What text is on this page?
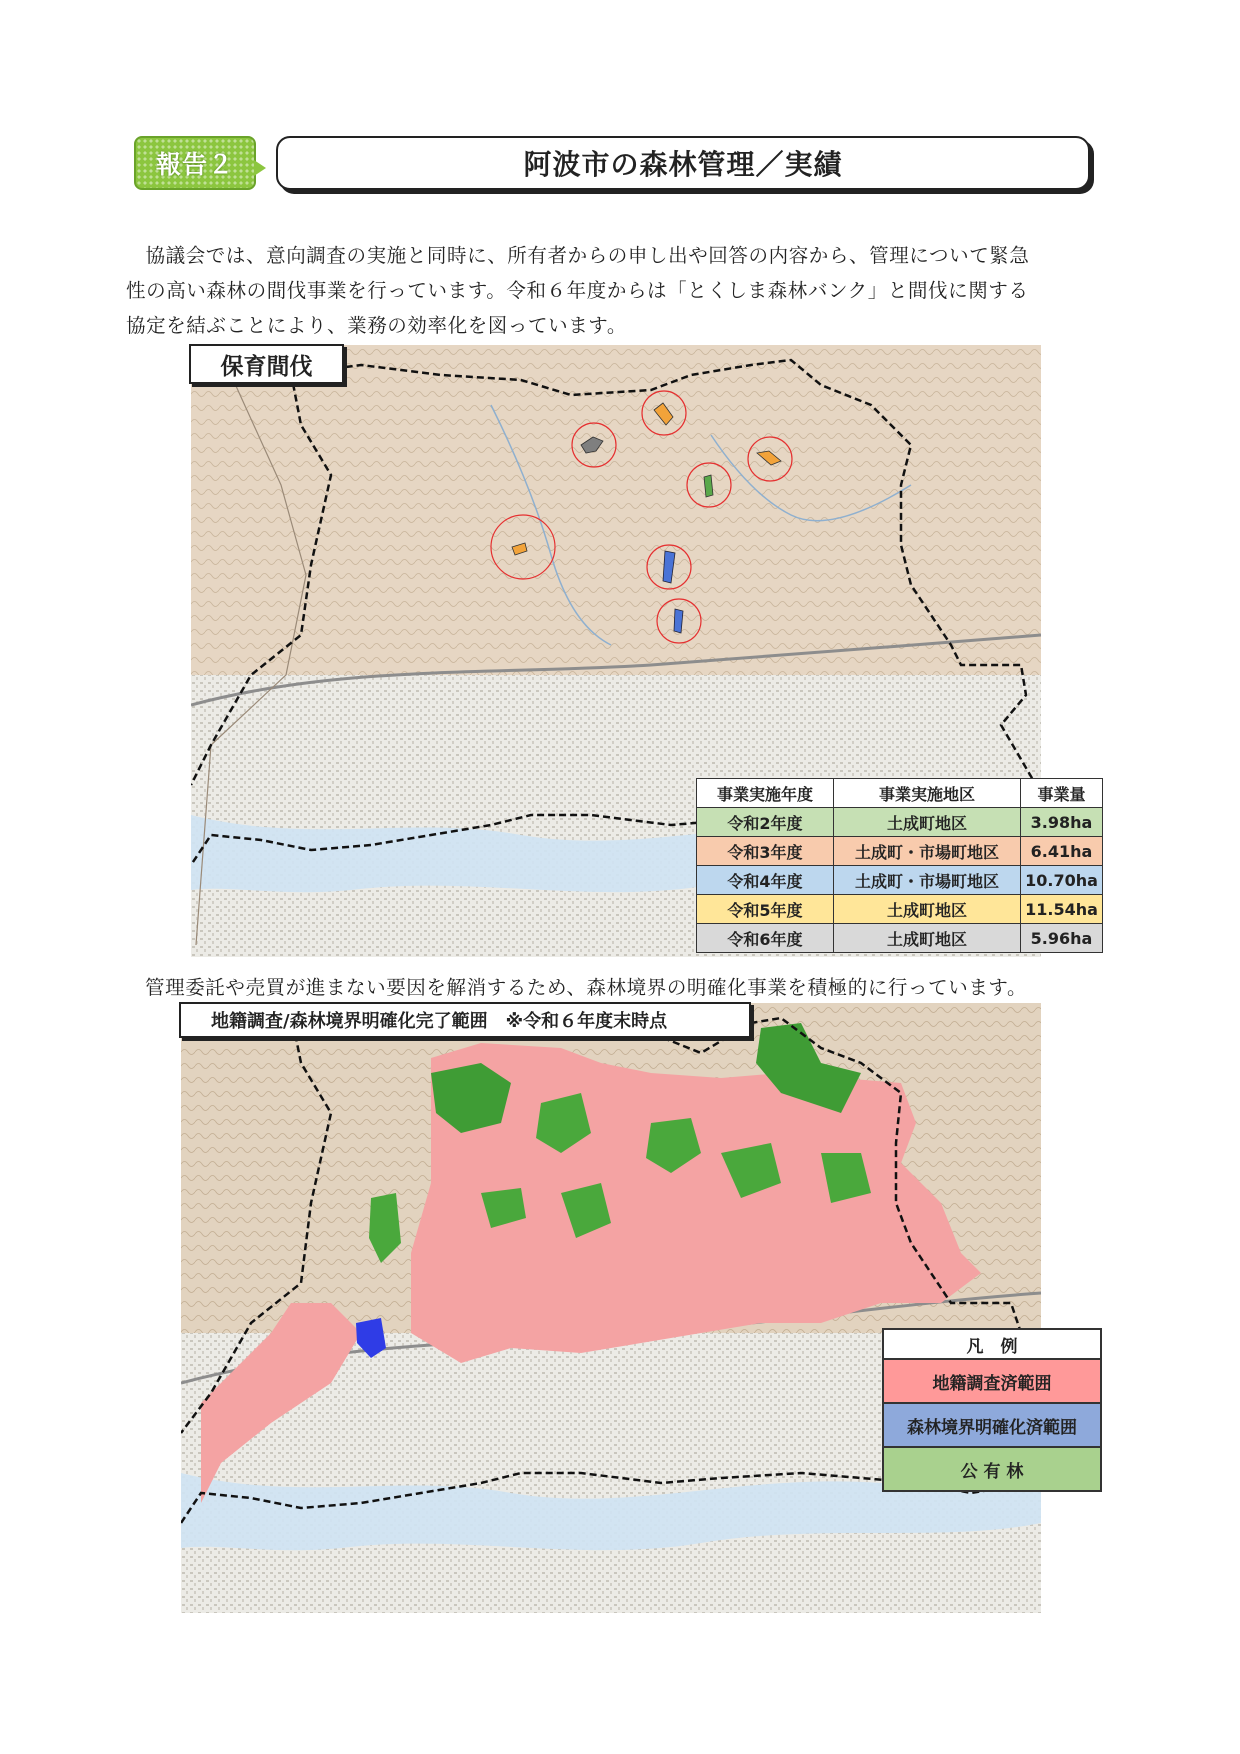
報告２	阿波市の森林管理／実績

協議会では、意向調査の実施と同時に、所有者からの申し出や回答の内容から、管理について緊急

性の高い森林の間伐事業を行っています。令和６年度からは「とくしま森林バンク」と間伐に関する
協定を結ぶことにより、業務の効率化を図っています。
保育間伐
事業実施年度	事業実施地区	事業量
令和2年度	土成町地区	3.98ha
令和3年度	土成町・市場町地区	6.41ha
令和4年度	土成町・市場町地区	10.70ha
令和5年度	土成町地区	11.54ha
令和6年度	土成町地区	5.96ha
管理委託や売買が進まない要因を解消するため、森林境界の明確化事業を積極的に行っています。
地籍調査/森林境界明確化完了範囲　※令和６年度末時点
凡　例
地籍調査済範囲
森林境界明確化済範囲
公 有 林
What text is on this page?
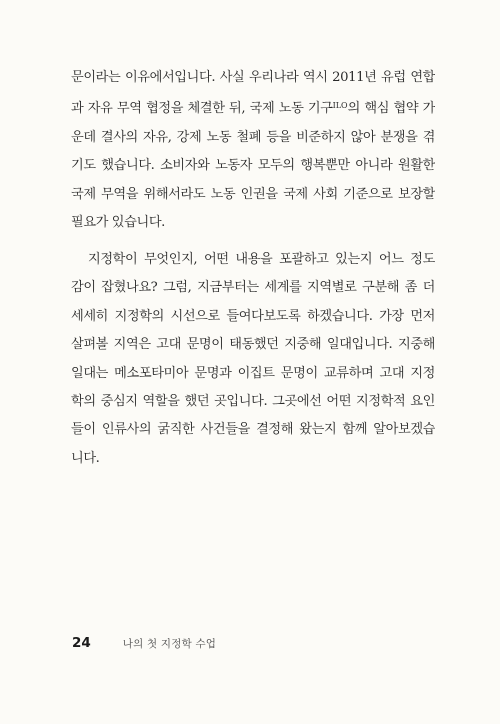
문이라는 이유에서입니다. 사실 우리나라 역시 2011년 유럽 연합
과 자유 무역 협정을 체결한 뒤, 국제 노동 기구$^{ILO}$의 핵심 협약 가
운데 결사의 자유, 강제 노동 철폐 등을 비준하지 않아 분쟁을 겪
기도 했습니다. 소비자와 노동자 모두의 행복뿐만 아니라 원활한
국제 무역을 위해서라도 노동 인권을 국제 사회 기준으로 보장할
필요가 있습니다.
지정학이 무엇인지, 어떤 내용을 포괄하고 있는지 어느 정도
감이 잡혔나요? 그럼, 지금부터는 세계를 지역별로 구분해 좀 더
세세히 지정학의 시선으로 들여다보도록 하겠습니다. 가장 먼저
살펴볼 지역은 고대 문명이 태동했던 지중해 일대입니다. 지중해
일대는 메소포타미아 문명과 이집트 문명이 교류하며 고대 지정
학의 중심지 역할을 했던 곳입니다. 그곳에선 어떤 지정학적 요인
들이 인류사의 굵직한 사건들을 결정해 왔는지 함께 알아보겠습
니다.
24	나의 첫 지정학 수업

.....

Set problem :: Go through the listing above and quote it exactly, apart from its images.

Written solution ::
What text is on this page?
報告２	阿波市の森林管理／実績

協議会では、意向調査の実施と同時に、所有者からの申し出や回答の内容から、管理について緊急

性の高い森林の間伐事業を行っています。令和６年度からは「とくしま森林バンク」と間伐に関する
協定を結ぶことにより、業務の効率化を図っています。
保育間伐
事業実施年度	事業実施地区	事業量
令和2年度	土成町地区	3.98ha
令和3年度	土成町・市場町地区	6.41ha
令和4年度	土成町・市場町地区	10.70ha
令和5年度	土成町地区	11.54ha
令和6年度	土成町地区	5.96ha
管理委託や売買が進まない要因を解消するため、森林境界の明確化事業を積極的に行っています。
地籍調査/森林境界明確化完了範囲　※令和６年度末時点
凡　例
地籍調査済範囲
森林境界明確化済範囲
公 有 林
What text is on this page?
문이라는 이유에서입니다. 사실 우리나라 역시 2011년 유럽 연합
과 자유 무역 협정을 체결한 뒤, 국제 노동 기구$^{ILO}$의 핵심 협약 가
운데 결사의 자유, 강제 노동 철폐 등을 비준하지 않아 분쟁을 겪
기도 했습니다. 소비자와 노동자 모두의 행복뿐만 아니라 원활한
국제 무역을 위해서라도 노동 인권을 국제 사회 기준으로 보장할
필요가 있습니다.
지정학이 무엇인지, 어떤 내용을 포괄하고 있는지 어느 정도
감이 잡혔나요? 그럼, 지금부터는 세계를 지역별로 구분해 좀 더
세세히 지정학의 시선으로 들여다보도록 하겠습니다. 가장 먼저
살펴볼 지역은 고대 문명이 태동했던 지중해 일대입니다. 지중해
일대는 메소포타미아 문명과 이집트 문명이 교류하며 고대 지정
학의 중심지 역할을 했던 곳입니다. 그곳에선 어떤 지정학적 요인
들이 인류사의 굵직한 사건들을 결정해 왔는지 함께 알아보겠습
니다.
24	나의 첫 지정학 수업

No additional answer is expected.